(Collection entries)

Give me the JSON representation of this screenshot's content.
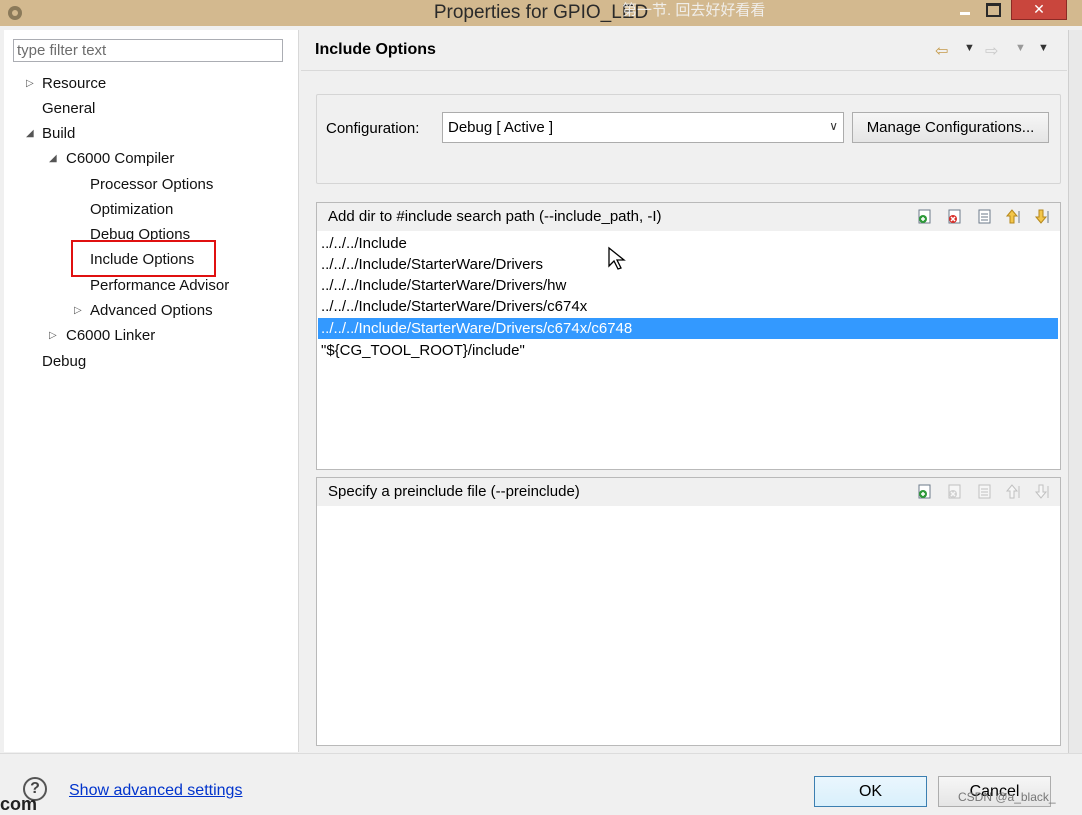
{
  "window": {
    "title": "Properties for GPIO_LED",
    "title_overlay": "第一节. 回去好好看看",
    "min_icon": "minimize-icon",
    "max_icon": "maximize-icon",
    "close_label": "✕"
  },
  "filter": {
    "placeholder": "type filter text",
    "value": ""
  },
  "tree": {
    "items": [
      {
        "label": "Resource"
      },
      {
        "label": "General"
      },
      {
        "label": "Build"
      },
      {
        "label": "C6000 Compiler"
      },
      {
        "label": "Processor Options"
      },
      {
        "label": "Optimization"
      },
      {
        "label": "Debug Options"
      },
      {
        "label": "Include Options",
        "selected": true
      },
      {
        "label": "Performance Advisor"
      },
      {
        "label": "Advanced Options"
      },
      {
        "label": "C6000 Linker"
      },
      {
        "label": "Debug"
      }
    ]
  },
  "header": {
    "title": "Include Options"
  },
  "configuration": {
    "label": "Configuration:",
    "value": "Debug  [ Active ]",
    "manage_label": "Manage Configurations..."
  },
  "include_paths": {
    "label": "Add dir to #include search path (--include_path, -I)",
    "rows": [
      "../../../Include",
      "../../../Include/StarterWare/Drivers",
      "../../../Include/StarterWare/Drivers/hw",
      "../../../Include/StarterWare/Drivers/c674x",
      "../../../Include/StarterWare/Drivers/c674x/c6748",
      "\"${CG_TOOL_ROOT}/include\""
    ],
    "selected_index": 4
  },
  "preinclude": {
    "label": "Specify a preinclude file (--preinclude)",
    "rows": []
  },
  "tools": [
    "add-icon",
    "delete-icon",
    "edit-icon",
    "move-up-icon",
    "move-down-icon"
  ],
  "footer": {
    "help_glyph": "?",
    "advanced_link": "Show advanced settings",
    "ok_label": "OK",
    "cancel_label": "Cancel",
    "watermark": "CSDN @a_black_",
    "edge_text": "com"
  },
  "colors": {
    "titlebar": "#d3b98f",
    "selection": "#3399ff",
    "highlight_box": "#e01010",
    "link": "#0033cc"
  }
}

== TASK INSTRUCTIONS ==
Track down every line with the word "StarterWare" and copy it.

== OUTPUT OF THE TASK ==
      "../../../Include/StarterWare/Drivers",
      "../../../Include/StarterWare/Drivers/hw",
      "../../../Include/StarterWare/Drivers/c674x",
      "../../../Include/StarterWare/Drivers/c674x/c6748",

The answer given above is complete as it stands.